Boxed element entries:
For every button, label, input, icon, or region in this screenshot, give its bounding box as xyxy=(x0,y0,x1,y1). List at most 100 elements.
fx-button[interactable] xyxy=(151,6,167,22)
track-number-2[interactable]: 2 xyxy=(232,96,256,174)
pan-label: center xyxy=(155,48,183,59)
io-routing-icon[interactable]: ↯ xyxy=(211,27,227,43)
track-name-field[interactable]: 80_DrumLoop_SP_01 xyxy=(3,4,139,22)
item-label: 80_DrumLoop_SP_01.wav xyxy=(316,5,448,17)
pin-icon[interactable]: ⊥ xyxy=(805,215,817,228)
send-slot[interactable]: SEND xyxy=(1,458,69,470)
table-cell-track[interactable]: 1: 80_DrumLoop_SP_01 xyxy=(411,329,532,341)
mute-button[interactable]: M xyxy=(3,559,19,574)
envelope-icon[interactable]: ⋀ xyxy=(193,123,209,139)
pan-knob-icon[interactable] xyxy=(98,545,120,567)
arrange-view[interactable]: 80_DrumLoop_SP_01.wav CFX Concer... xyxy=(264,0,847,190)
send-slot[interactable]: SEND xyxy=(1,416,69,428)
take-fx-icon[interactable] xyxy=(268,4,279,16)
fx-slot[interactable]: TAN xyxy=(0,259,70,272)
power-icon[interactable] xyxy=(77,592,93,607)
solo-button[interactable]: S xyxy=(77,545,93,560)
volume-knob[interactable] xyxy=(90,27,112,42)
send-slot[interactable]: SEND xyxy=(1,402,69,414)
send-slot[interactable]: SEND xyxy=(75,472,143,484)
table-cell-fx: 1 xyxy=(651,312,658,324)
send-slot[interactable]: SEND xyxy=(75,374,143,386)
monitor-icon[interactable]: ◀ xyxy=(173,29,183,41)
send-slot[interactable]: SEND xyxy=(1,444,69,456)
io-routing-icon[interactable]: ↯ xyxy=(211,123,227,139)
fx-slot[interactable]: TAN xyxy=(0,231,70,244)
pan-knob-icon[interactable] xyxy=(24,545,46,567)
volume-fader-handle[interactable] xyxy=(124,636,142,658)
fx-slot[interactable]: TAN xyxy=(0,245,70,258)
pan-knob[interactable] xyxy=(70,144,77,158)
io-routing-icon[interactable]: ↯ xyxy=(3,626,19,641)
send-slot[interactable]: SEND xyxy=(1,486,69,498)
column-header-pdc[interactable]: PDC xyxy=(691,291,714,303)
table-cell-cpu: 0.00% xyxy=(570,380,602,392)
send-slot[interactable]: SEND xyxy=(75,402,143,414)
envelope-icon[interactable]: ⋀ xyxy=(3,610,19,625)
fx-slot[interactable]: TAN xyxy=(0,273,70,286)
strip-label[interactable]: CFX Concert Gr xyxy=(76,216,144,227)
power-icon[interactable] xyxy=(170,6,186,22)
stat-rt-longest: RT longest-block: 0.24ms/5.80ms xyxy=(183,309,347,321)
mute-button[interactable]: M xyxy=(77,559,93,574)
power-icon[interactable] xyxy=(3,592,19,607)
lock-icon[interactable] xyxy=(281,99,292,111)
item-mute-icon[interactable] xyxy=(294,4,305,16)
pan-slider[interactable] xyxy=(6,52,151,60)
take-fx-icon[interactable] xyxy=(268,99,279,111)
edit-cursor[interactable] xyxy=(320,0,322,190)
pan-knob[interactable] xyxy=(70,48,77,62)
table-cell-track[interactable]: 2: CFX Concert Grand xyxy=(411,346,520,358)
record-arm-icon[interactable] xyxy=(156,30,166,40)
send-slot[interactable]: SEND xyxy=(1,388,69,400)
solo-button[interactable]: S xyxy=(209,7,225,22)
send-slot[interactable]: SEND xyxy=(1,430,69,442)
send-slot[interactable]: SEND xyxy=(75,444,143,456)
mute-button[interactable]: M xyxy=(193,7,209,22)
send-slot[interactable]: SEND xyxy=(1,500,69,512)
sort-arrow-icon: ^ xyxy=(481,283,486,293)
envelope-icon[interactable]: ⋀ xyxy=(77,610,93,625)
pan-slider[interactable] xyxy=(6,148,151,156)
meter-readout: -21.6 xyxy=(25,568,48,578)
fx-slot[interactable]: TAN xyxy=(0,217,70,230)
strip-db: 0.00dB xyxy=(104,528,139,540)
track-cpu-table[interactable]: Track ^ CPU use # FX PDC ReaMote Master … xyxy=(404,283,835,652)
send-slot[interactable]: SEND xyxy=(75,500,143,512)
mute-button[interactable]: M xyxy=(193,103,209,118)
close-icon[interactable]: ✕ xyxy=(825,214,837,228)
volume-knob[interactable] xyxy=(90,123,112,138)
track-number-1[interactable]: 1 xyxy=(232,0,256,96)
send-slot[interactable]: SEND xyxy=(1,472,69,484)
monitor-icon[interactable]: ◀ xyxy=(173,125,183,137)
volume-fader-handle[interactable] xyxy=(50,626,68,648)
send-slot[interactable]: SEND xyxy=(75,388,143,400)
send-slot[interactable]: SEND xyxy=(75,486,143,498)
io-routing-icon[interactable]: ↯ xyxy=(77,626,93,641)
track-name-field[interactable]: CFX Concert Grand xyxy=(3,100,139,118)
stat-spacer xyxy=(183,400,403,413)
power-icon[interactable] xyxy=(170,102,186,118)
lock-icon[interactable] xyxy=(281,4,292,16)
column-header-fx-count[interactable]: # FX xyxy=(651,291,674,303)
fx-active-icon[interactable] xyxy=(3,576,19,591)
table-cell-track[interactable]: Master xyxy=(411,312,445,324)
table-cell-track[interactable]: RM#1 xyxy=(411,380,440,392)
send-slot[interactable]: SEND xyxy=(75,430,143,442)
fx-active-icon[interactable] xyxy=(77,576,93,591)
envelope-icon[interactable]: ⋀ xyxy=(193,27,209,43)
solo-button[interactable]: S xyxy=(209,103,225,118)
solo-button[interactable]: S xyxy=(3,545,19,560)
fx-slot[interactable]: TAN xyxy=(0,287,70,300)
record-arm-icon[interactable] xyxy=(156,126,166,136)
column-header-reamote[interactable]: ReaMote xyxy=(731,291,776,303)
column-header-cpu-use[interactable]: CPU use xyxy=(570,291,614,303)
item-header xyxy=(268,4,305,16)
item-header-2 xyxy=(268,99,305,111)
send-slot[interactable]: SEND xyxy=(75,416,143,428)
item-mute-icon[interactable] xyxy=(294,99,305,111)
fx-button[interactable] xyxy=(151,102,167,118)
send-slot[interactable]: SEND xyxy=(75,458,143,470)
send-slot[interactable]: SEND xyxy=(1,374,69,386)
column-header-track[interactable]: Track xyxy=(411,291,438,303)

TASK DIRECTIONS: Copy all of the material above line for line, with no changes.

PROBLEM SOLUTION:
For every button, label, input, icon, or region in this screenshot, give its bounding box as xyxy=(x0,y0,x1,y1). List at most 100 elements.
fx-button[interactable] xyxy=(151,6,167,22)
track-number-2[interactable]: 2 xyxy=(232,96,256,174)
pan-label: center xyxy=(155,48,183,59)
io-routing-icon[interactable]: ↯ xyxy=(211,27,227,43)
track-name-field[interactable]: 80_DrumLoop_SP_01 xyxy=(3,4,139,22)
item-label: 80_DrumLoop_SP_01.wav xyxy=(316,5,448,17)
pin-icon[interactable]: ⊥ xyxy=(805,215,817,228)
send-slot[interactable]: SEND xyxy=(1,458,69,470)
table-cell-track[interactable]: 1: 80_DrumLoop_SP_01 xyxy=(411,329,532,341)
mute-button[interactable]: M xyxy=(3,559,19,574)
envelope-icon[interactable]: ⋀ xyxy=(193,123,209,139)
pan-knob-icon[interactable] xyxy=(98,545,120,567)
arrange-view[interactable]: 80_DrumLoop_SP_01.wav CFX Concer... xyxy=(264,0,847,190)
send-slot[interactable]: SEND xyxy=(1,416,69,428)
take-fx-icon[interactable] xyxy=(268,4,279,16)
fx-slot[interactable]: TAN xyxy=(0,259,70,272)
power-icon[interactable] xyxy=(77,592,93,607)
solo-button[interactable]: S xyxy=(77,545,93,560)
volume-knob[interactable] xyxy=(90,27,112,42)
send-slot[interactable]: SEND xyxy=(1,402,69,414)
send-slot[interactable]: SEND xyxy=(75,472,143,484)
table-cell-fx: 1 xyxy=(651,312,658,324)
send-slot[interactable]: SEND xyxy=(75,374,143,386)
monitor-icon[interactable]: ◀ xyxy=(173,29,183,41)
send-slot[interactable]: SEND xyxy=(1,444,69,456)
io-routing-icon[interactable]: ↯ xyxy=(211,123,227,139)
fx-slot[interactable]: TAN xyxy=(0,231,70,244)
pan-knob-icon[interactable] xyxy=(24,545,46,567)
volume-fader-handle[interactable] xyxy=(124,636,142,658)
fx-slot[interactable]: TAN xyxy=(0,245,70,258)
pan-knob[interactable] xyxy=(70,144,77,158)
io-routing-icon[interactable]: ↯ xyxy=(3,626,19,641)
send-slot[interactable]: SEND xyxy=(1,486,69,498)
column-header-pdc[interactable]: PDC xyxy=(691,291,714,303)
table-cell-cpu: 0.00% xyxy=(570,380,602,392)
send-slot[interactable]: SEND xyxy=(75,402,143,414)
envelope-icon[interactable]: ⋀ xyxy=(3,610,19,625)
fx-slot[interactable]: TAN xyxy=(0,273,70,286)
strip-label[interactable]: CFX Concert Gr xyxy=(76,216,144,227)
power-icon[interactable] xyxy=(170,6,186,22)
stat-rt-longest: RT longest-block: 0.24ms/5.80ms xyxy=(183,309,347,321)
mute-button[interactable]: M xyxy=(77,559,93,574)
power-icon[interactable] xyxy=(3,592,19,607)
lock-icon[interactable] xyxy=(281,99,292,111)
item-mute-icon[interactable] xyxy=(294,4,305,16)
pan-slider[interactable] xyxy=(6,52,151,60)
take-fx-icon[interactable] xyxy=(268,99,279,111)
edit-cursor[interactable] xyxy=(320,0,322,190)
pan-knob[interactable] xyxy=(70,48,77,62)
table-cell-track[interactable]: 2: CFX Concert Grand xyxy=(411,346,520,358)
record-arm-icon[interactable] xyxy=(156,30,166,40)
send-slot[interactable]: SEND xyxy=(1,388,69,400)
solo-button[interactable]: S xyxy=(209,7,225,22)
send-slot[interactable]: SEND xyxy=(1,430,69,442)
send-slot[interactable]: SEND xyxy=(75,444,143,456)
mute-button[interactable]: M xyxy=(193,7,209,22)
send-slot[interactable]: SEND xyxy=(1,500,69,512)
sort-arrow-icon: ^ xyxy=(481,283,486,293)
envelope-icon[interactable]: ⋀ xyxy=(77,610,93,625)
pan-slider[interactable] xyxy=(6,148,151,156)
meter-readout: -21.6 xyxy=(25,568,48,578)
fx-slot[interactable]: TAN xyxy=(0,217,70,230)
strip-db: 0.00dB xyxy=(104,528,139,540)
track-cpu-table[interactable]: Track ^ CPU use # FX PDC ReaMote Master … xyxy=(404,283,835,652)
send-slot[interactable]: SEND xyxy=(75,500,143,512)
mute-button[interactable]: M xyxy=(193,103,209,118)
close-icon[interactable]: ✕ xyxy=(825,214,837,228)
volume-knob[interactable] xyxy=(90,123,112,138)
track-number-1[interactable]: 1 xyxy=(232,0,256,96)
send-slot[interactable]: SEND xyxy=(1,472,69,484)
monitor-icon[interactable]: ◀ xyxy=(173,125,183,137)
volume-fader-handle[interactable] xyxy=(50,626,68,648)
send-slot[interactable]: SEND xyxy=(75,388,143,400)
send-slot[interactable]: SEND xyxy=(75,486,143,498)
io-routing-icon[interactable]: ↯ xyxy=(77,626,93,641)
track-name-field[interactable]: CFX Concert Grand xyxy=(3,100,139,118)
stat-spacer xyxy=(183,400,403,413)
power-icon[interactable] xyxy=(170,102,186,118)
lock-icon[interactable] xyxy=(281,4,292,16)
column-header-fx-count[interactable]: # FX xyxy=(651,291,674,303)
fx-active-icon[interactable] xyxy=(3,576,19,591)
table-cell-track[interactable]: Master xyxy=(411,312,445,324)
table-cell-track[interactable]: RM#1 xyxy=(411,380,440,392)
send-slot[interactable]: SEND xyxy=(75,430,143,442)
fx-active-icon[interactable] xyxy=(77,576,93,591)
envelope-icon[interactable]: ⋀ xyxy=(193,27,209,43)
solo-button[interactable]: S xyxy=(209,103,225,118)
solo-button[interactable]: S xyxy=(3,545,19,560)
fx-slot[interactable]: TAN xyxy=(0,287,70,300)
record-arm-icon[interactable] xyxy=(156,126,166,136)
column-header-reamote[interactable]: ReaMote xyxy=(731,291,776,303)
column-header-cpu-use[interactable]: CPU use xyxy=(570,291,614,303)
item-header xyxy=(268,4,305,16)
item-header-2 xyxy=(268,99,305,111)
send-slot[interactable]: SEND xyxy=(75,416,143,428)
item-mute-icon[interactable] xyxy=(294,99,305,111)
fx-button[interactable] xyxy=(151,102,167,118)
send-slot[interactable]: SEND xyxy=(75,458,143,470)
send-slot[interactable]: SEND xyxy=(1,374,69,386)
column-header-track[interactable]: Track xyxy=(411,291,438,303)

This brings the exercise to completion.